:: DATA FOR THE TASK ::

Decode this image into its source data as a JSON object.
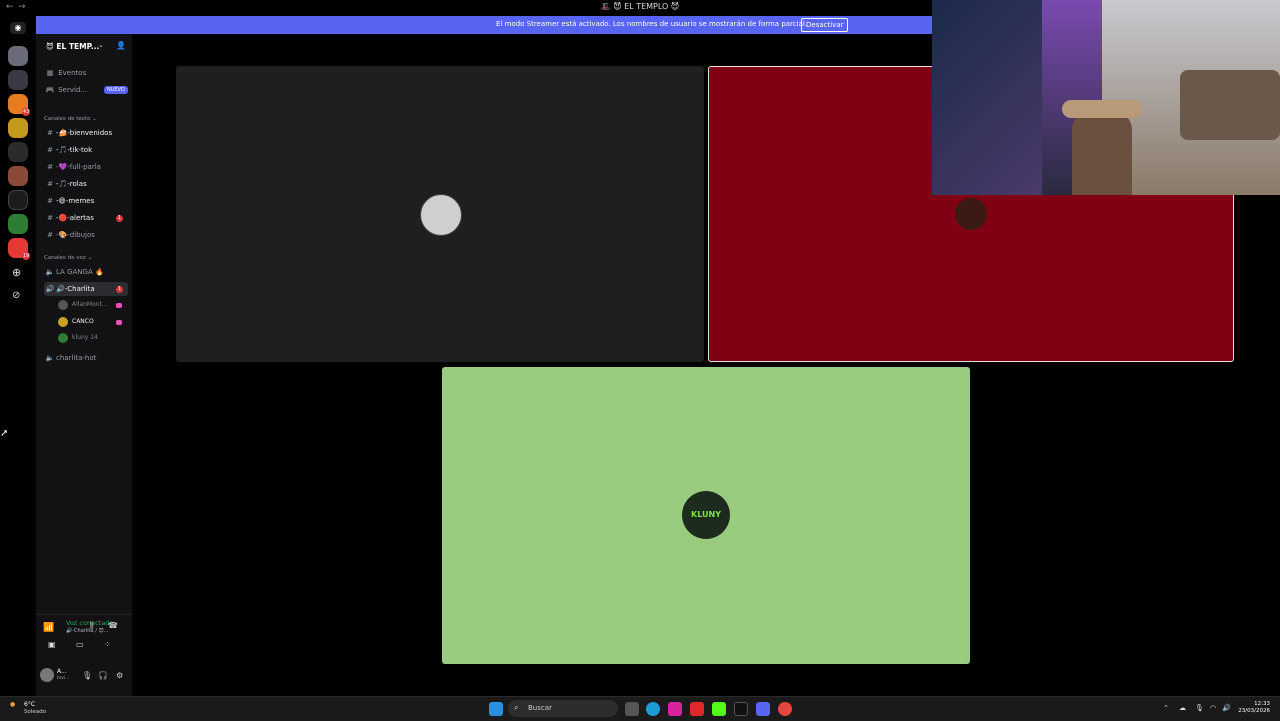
{
  "window": {
    "title": "🎩 😈 EL TEMPLO 😈"
  },
  "banner": {
    "message": "El modo Streamer está activado. Los nombres de usuario se mostrarán de forma parcial.",
    "button": "Desactivar"
  },
  "guild_badges": [
    "",
    "",
    "43",
    "",
    "",
    "",
    "",
    "",
    "19"
  ],
  "server": {
    "name": "😈 EL TEMP..."
  },
  "top_items": [
    {
      "label": "Eventos",
      "icon": "calendar-icon"
    },
    {
      "label": "Servid...",
      "icon": "gamepad-icon",
      "badge": "NUEVO"
    }
  ],
  "text_category": "Canales de texto ⌄",
  "text_channels": [
    {
      "label": "-🍰-bienvenidos",
      "bright": true
    },
    {
      "label": "-🎵-tik-tok",
      "bright": true
    },
    {
      "label": "-💜-full-parla",
      "bright": false
    },
    {
      "label": "-🎵-rolas",
      "bright": true
    },
    {
      "label": "-😄-memes",
      "bright": true
    },
    {
      "label": "-🔴-alertas",
      "bright": true,
      "mentions": "1"
    },
    {
      "label": "-🎨-dibujos",
      "bright": false
    }
  ],
  "voice_category": "Canales de voz ⌄",
  "voice_channels": [
    {
      "label": "LA GANGA 🔥",
      "bright": false
    },
    {
      "label": "🔊-Charlita",
      "bright": true,
      "mentions": "1"
    }
  ],
  "voice_users": [
    {
      "name": "AllanMont...",
      "live": true
    },
    {
      "name": "CANCO",
      "live": true
    },
    {
      "name": "kluny 14",
      "live": false
    }
  ],
  "extra_channel": {
    "label": "charlita-hot"
  },
  "voice_status": {
    "title": "Voz conectada",
    "subtitle": "🔊-Charlita / 😈..."
  },
  "user": {
    "name": "A...",
    "status": "Invi..."
  },
  "tiles": [
    {
      "name": "tile-allan",
      "color": "#1f1f22"
    },
    {
      "name": "tile-canco",
      "color": "#800014"
    },
    {
      "name": "tile-kluny",
      "color": "#99cc7f",
      "avatar_text": "KLUNY"
    }
  ],
  "taskbar": {
    "weather_temp": "6°C",
    "weather_desc": "Soleado",
    "search_label": "Buscar",
    "time": "12:33",
    "date": "23/03/2026"
  }
}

:::

= TO BE DONE =
Leave out the pictures and print every line of the data exactly.

= RESULT =
Decode this image into its source data as a JSON object.
{
  "window": {
    "title": "🎩 😈 EL TEMPLO 😈"
  },
  "banner": {
    "message": "El modo Streamer está activado. Los nombres de usuario se mostrarán de forma parcial.",
    "button": "Desactivar"
  },
  "guild_badges": [
    "",
    "",
    "43",
    "",
    "",
    "",
    "",
    "",
    "19"
  ],
  "server": {
    "name": "😈 EL TEMP..."
  },
  "top_items": [
    {
      "label": "Eventos",
      "icon": "calendar-icon"
    },
    {
      "label": "Servid...",
      "icon": "gamepad-icon",
      "badge": "NUEVO"
    }
  ],
  "text_category": "Canales de texto ⌄",
  "text_channels": [
    {
      "label": "-🍰-bienvenidos",
      "bright": true
    },
    {
      "label": "-🎵-tik-tok",
      "bright": true
    },
    {
      "label": "-💜-full-parla",
      "bright": false
    },
    {
      "label": "-🎵-rolas",
      "bright": true
    },
    {
      "label": "-😄-memes",
      "bright": true
    },
    {
      "label": "-🔴-alertas",
      "bright": true,
      "mentions": "1"
    },
    {
      "label": "-🎨-dibujos",
      "bright": false
    }
  ],
  "voice_category": "Canales de voz ⌄",
  "voice_channels": [
    {
      "label": "LA GANGA 🔥",
      "bright": false
    },
    {
      "label": "🔊-Charlita",
      "bright": true,
      "mentions": "1"
    }
  ],
  "voice_users": [
    {
      "name": "AllanMont...",
      "live": true
    },
    {
      "name": "CANCO",
      "live": true
    },
    {
      "name": "kluny 14",
      "live": false
    }
  ],
  "extra_channel": {
    "label": "charlita-hot"
  },
  "voice_status": {
    "title": "Voz conectada",
    "subtitle": "🔊-Charlita / 😈..."
  },
  "user": {
    "name": "A...",
    "status": "Invi..."
  },
  "tiles": [
    {
      "name": "tile-allan",
      "color": "#1f1f22"
    },
    {
      "name": "tile-canco",
      "color": "#800014"
    },
    {
      "name": "tile-kluny",
      "color": "#99cc7f",
      "avatar_text": "KLUNY"
    }
  ],
  "taskbar": {
    "weather_temp": "6°C",
    "weather_desc": "Soleado",
    "search_label": "Buscar",
    "time": "12:33",
    "date": "23/03/2026"
  }
}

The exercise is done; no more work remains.